Could you reproduce every one of the rows below verbatim, leaving the pictures out of your answer?
-- START GIVEN RECORDS --
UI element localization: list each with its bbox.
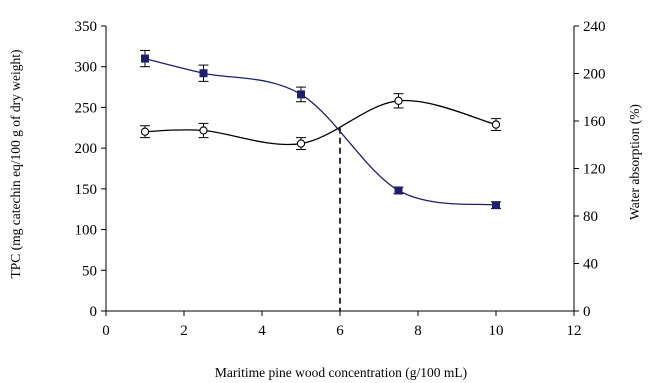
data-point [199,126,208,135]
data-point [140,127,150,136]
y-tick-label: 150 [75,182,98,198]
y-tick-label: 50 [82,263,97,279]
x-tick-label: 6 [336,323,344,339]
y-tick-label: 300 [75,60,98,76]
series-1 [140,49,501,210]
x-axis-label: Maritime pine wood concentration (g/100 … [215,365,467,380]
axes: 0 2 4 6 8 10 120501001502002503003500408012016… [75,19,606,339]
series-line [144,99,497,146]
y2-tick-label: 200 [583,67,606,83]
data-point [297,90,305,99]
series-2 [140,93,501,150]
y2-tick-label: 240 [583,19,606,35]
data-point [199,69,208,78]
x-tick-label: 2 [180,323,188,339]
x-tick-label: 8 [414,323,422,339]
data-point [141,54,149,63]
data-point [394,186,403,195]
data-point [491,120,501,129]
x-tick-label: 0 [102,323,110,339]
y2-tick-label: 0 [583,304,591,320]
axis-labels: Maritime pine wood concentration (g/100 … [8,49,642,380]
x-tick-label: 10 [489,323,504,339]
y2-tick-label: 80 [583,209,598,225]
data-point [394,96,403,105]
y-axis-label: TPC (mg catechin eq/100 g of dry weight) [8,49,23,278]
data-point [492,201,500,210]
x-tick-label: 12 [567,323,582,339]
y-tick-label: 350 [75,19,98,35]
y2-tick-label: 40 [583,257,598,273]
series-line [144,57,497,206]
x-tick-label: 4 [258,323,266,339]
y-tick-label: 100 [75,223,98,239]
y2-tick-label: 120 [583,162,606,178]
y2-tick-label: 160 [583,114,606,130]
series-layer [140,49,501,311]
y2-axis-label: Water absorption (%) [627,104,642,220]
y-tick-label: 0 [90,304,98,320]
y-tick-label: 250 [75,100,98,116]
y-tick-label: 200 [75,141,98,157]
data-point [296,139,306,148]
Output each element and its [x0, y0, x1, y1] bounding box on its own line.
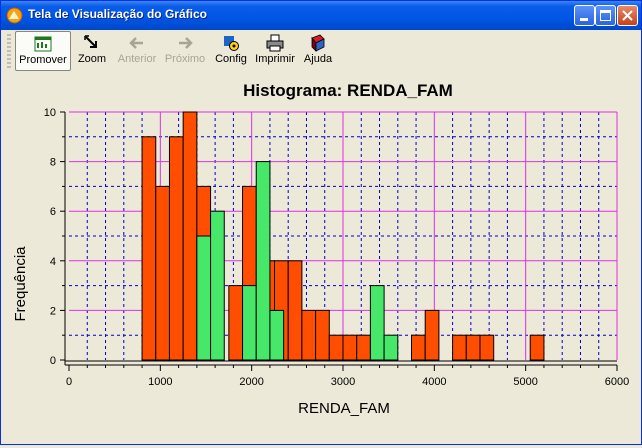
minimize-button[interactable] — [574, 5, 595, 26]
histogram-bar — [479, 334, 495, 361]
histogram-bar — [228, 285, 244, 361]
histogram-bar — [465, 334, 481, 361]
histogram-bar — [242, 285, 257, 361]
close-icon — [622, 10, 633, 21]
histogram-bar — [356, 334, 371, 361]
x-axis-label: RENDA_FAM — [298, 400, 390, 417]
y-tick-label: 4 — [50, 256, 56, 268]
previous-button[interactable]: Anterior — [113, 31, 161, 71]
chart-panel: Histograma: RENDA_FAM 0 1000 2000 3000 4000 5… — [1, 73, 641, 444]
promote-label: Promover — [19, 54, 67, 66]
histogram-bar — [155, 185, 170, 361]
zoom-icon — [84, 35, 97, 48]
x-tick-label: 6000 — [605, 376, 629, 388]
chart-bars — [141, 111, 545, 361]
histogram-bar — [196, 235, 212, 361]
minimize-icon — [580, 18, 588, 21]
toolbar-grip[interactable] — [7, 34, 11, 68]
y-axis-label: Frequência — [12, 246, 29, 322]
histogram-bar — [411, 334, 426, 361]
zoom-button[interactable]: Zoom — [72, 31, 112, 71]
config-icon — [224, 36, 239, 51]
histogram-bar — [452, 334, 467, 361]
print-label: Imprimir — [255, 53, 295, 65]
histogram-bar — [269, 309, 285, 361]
-- END GIVEN RECORDS --
◆ SOLUTION TO THIS TASK ◆
UI element localization: list each with its bbox.
data-point [199,126,208,135]
data-point [140,127,150,136]
y-tick-label: 150 [75,182,98,198]
y-tick-label: 50 [82,263,97,279]
x-tick-label: 6 [336,323,344,339]
y-tick-label: 300 [75,60,98,76]
series-1 [140,49,501,210]
x-axis-label: Maritime pine wood concentration (g/100 … [215,365,467,380]
axes: 0 2 4 6 8 10 120501001502002503003500408012016… [75,19,606,339]
series-line [144,99,497,146]
y2-tick-label: 200 [583,67,606,83]
data-point [297,90,305,99]
series-2 [140,93,501,150]
y2-tick-label: 240 [583,19,606,35]
data-point [199,69,208,78]
x-tick-label: 2 [180,323,188,339]
x-tick-label: 8 [414,323,422,339]
data-point [141,54,149,63]
data-point [394,186,403,195]
data-point [491,120,501,129]
x-tick-label: 0 [102,323,110,339]
y2-tick-label: 0 [583,304,591,320]
axis-labels: Maritime pine wood concentration (g/100 … [8,49,642,380]
x-tick-label: 10 [489,323,504,339]
y2-tick-label: 80 [583,209,598,225]
data-point [394,96,403,105]
y-axis-label: TPC (mg catechin eq/100 g of dry weight) [8,49,23,278]
data-point [492,201,500,210]
x-tick-label: 12 [567,323,582,339]
y-tick-label: 350 [75,19,98,35]
y2-tick-label: 40 [583,257,598,273]
series-line [144,57,497,206]
x-tick-label: 4 [258,323,266,339]
y-tick-label: 100 [75,223,98,239]
y2-tick-label: 120 [583,162,606,178]
y2-tick-label: 160 [583,114,606,130]
series-layer [140,49,501,311]
y2-axis-label: Water absorption (%) [627,104,642,220]
y-tick-label: 0 [90,304,98,320]
y-tick-label: 250 [75,100,98,116]
y-tick-label: 200 [75,141,98,157]
data-point [296,139,306,148]
Output each element and its [x0, y0, x1, y1] bounding box on its own line.
minimize-button[interactable] — [574, 5, 595, 26]
histogram-bar — [479, 334, 495, 361]
histogram-bar — [228, 285, 244, 361]
histogram-bar — [465, 334, 481, 361]
histogram-bar — [242, 285, 257, 361]
close-icon — [622, 10, 633, 21]
histogram-bar — [356, 334, 371, 361]
x-axis-label: RENDA_FAM — [298, 400, 390, 417]
y-tick-label: 4 — [50, 256, 56, 268]
previous-button[interactable]: Anterior — [113, 31, 161, 71]
chart-panel: Histograma: RENDA_FAM 0 1000 2000 3000 4000 5… — [1, 73, 641, 444]
promote-label: Promover — [19, 54, 67, 66]
histogram-bar — [155, 185, 170, 361]
zoom-icon — [84, 35, 97, 48]
x-tick-label: 6000 — [605, 376, 629, 388]
chart-bars — [141, 111, 545, 361]
histogram-bar — [196, 235, 212, 361]
minimize-icon — [580, 18, 588, 21]
toolbar-grip[interactable] — [7, 34, 11, 68]
y-axis-label: Frequência — [12, 246, 29, 322]
histogram-bar — [411, 334, 426, 361]
zoom-button[interactable]: Zoom — [72, 31, 112, 71]
config-icon — [224, 36, 239, 51]
histogram-bar — [452, 334, 467, 361]
print-label: Imprimir — [255, 53, 295, 65]
histogram-bar — [269, 309, 285, 361]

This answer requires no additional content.